Material supplied:
---------------

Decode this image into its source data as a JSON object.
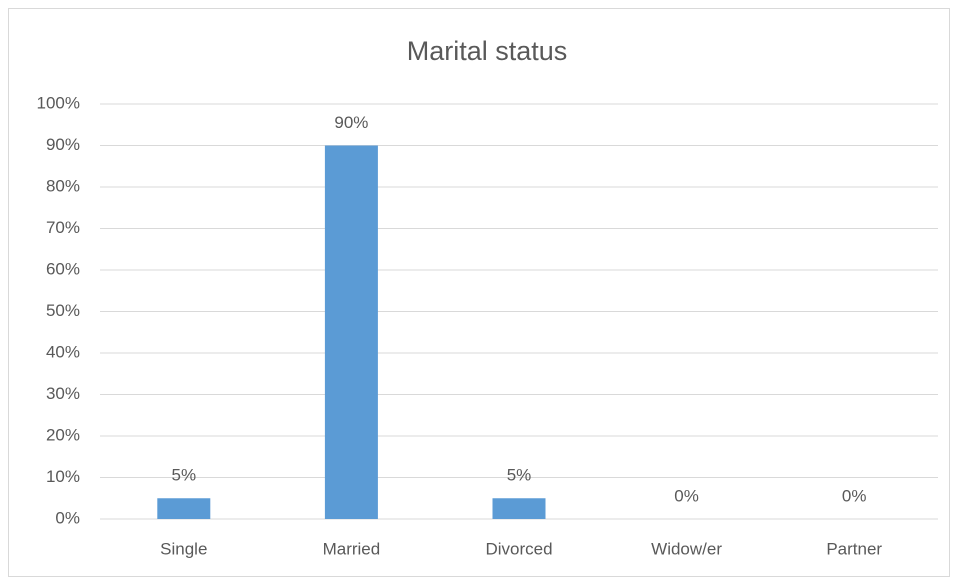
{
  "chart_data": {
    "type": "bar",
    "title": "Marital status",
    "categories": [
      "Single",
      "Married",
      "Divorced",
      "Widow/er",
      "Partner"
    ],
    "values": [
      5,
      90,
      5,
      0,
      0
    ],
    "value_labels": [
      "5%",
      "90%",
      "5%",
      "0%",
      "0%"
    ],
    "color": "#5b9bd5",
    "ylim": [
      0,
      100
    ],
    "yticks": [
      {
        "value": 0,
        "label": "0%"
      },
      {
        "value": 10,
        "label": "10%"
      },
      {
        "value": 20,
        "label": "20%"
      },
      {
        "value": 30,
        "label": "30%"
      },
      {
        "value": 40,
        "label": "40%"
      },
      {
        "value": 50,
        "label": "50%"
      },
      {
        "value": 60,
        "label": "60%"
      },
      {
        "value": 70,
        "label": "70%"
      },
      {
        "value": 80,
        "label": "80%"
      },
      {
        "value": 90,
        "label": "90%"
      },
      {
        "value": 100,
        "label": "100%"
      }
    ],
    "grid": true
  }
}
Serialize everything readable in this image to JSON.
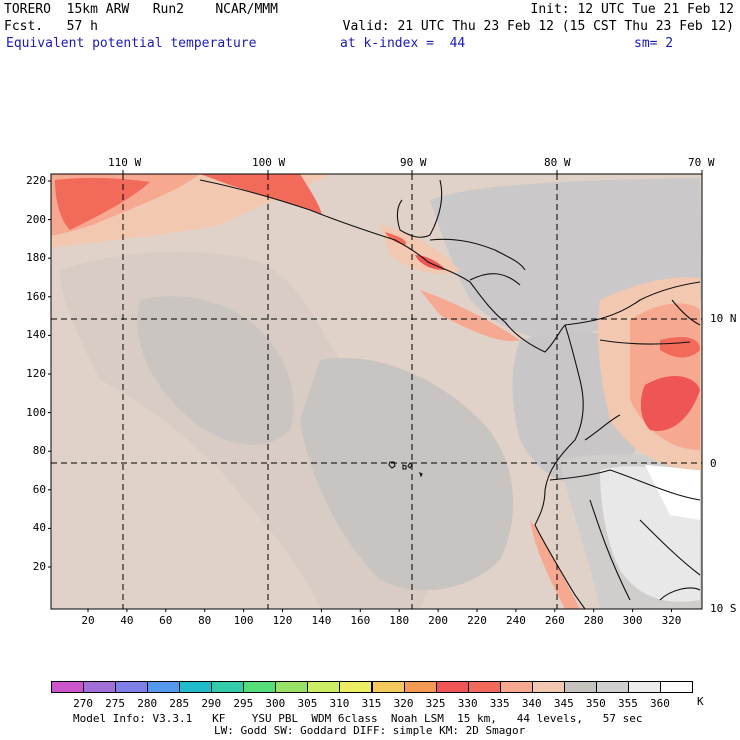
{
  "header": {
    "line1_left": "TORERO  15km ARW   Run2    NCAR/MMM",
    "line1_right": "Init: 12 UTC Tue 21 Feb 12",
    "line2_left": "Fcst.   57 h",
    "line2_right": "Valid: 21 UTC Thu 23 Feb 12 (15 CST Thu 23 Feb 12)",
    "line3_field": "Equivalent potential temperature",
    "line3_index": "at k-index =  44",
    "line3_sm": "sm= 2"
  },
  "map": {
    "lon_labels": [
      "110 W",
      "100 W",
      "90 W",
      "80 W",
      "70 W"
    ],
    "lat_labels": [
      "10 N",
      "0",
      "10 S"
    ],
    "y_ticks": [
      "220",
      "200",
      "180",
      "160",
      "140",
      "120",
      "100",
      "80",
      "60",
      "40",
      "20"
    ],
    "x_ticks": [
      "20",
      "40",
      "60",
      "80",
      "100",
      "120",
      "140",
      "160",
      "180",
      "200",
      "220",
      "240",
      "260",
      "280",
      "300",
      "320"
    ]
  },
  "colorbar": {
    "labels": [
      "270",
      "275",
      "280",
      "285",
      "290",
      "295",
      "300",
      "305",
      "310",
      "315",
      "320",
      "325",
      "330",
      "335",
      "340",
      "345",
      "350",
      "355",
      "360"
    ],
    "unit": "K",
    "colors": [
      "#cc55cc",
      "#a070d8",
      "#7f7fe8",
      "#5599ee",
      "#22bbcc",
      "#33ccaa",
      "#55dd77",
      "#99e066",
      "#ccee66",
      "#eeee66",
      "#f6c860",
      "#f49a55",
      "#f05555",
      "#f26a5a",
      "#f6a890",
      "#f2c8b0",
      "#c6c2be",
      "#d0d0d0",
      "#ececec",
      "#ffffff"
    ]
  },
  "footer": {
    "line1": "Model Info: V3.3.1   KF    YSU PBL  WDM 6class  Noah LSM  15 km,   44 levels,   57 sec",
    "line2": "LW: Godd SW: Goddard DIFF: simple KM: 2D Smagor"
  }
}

---------------

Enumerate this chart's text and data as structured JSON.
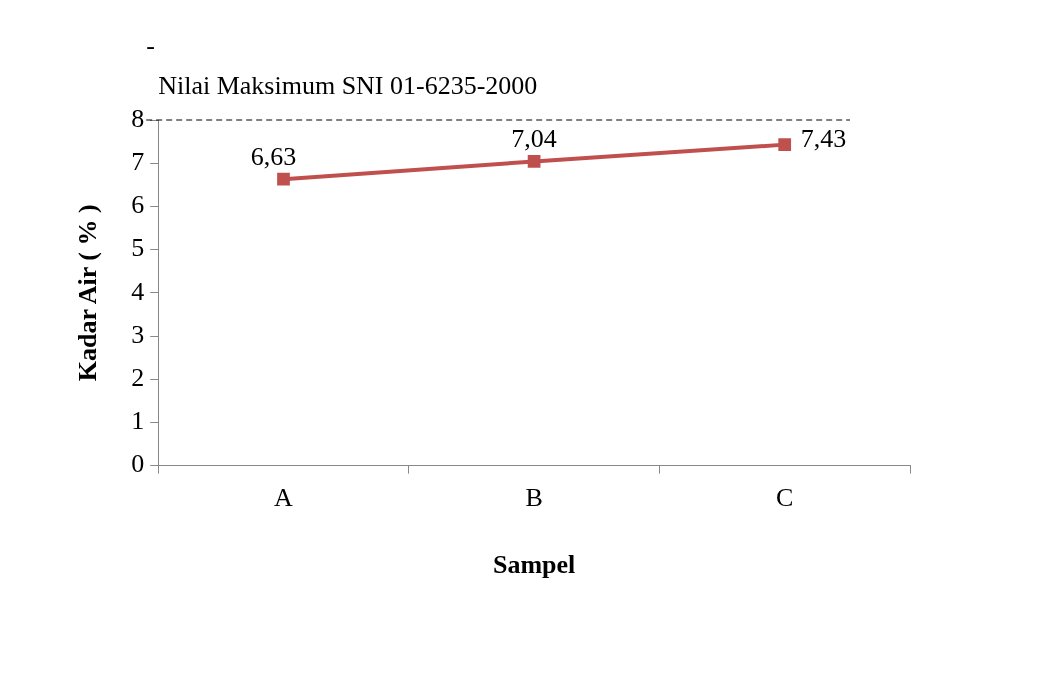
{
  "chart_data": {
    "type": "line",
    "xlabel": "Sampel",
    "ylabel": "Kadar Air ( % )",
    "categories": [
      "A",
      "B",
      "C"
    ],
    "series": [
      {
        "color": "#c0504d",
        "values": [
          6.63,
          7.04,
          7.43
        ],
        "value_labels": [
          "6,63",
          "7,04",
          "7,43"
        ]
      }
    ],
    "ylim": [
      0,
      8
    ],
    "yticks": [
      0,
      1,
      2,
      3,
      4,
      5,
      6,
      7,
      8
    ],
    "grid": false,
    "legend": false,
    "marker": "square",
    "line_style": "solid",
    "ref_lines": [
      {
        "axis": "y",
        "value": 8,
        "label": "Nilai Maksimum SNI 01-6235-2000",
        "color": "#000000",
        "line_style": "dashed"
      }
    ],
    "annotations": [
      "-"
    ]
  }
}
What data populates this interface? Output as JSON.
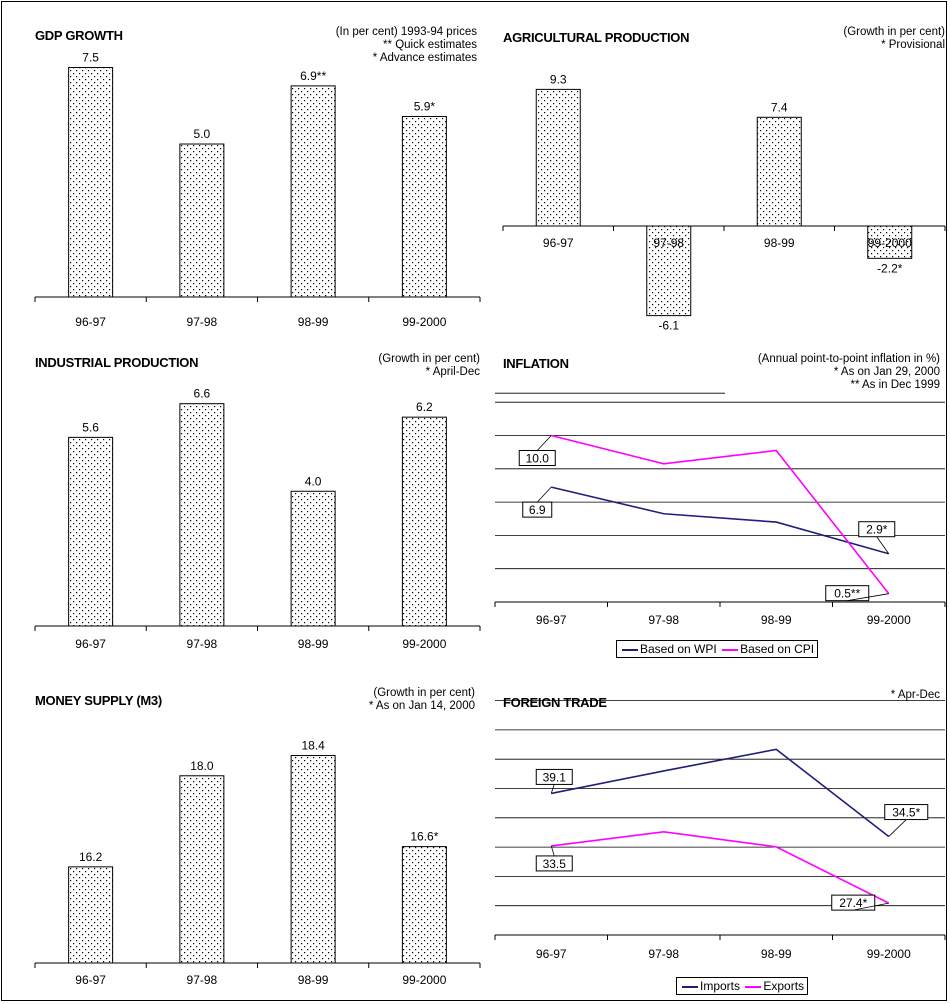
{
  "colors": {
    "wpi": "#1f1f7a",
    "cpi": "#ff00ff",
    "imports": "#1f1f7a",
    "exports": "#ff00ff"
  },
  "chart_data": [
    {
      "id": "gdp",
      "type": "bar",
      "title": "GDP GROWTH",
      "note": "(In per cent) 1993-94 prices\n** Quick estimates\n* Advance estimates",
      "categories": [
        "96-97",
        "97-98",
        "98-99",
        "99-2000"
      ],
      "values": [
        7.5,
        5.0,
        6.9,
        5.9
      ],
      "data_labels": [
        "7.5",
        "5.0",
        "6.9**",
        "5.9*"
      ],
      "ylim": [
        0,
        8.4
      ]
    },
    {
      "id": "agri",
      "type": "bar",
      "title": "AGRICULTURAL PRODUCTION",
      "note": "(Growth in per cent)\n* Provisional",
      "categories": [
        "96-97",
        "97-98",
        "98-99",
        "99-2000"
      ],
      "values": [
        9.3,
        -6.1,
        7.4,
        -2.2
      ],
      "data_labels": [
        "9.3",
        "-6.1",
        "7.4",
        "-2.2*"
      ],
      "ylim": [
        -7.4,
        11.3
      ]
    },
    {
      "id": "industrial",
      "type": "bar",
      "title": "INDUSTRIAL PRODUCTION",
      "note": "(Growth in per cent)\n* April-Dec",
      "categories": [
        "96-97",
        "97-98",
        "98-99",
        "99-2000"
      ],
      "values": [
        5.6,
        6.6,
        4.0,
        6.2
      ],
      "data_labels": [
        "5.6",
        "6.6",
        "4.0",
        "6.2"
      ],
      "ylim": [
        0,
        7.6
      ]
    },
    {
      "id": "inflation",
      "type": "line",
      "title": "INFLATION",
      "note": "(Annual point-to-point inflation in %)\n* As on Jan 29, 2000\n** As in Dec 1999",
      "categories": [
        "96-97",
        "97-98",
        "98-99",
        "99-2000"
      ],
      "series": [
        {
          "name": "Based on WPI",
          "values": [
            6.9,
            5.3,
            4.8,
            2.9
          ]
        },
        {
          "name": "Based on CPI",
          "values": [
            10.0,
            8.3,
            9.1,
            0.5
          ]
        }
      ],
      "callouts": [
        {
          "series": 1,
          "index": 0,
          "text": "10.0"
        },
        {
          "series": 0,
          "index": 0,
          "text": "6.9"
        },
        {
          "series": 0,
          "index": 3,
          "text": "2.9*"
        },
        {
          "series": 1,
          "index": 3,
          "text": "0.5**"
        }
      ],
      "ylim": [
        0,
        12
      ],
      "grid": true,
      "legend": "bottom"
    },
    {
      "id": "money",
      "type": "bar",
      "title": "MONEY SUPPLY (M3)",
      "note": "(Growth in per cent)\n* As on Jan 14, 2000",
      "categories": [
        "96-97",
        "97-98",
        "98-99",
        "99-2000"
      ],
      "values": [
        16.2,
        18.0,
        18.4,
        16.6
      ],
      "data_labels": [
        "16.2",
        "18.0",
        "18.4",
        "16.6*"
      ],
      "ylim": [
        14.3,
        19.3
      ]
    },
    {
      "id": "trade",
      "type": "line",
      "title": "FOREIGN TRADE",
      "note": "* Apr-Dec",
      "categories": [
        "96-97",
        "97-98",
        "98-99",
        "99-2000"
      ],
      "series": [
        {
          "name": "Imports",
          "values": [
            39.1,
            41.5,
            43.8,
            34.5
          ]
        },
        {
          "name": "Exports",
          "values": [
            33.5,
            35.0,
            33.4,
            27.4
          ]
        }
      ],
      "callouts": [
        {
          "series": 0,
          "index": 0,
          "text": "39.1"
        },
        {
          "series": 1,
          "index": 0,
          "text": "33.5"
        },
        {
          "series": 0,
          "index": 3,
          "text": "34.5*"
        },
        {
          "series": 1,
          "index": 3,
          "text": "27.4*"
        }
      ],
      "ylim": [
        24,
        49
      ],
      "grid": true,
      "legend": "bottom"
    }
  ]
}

---------------

Of the lines in this data, how many contain "cent"? Reply with only the number.

4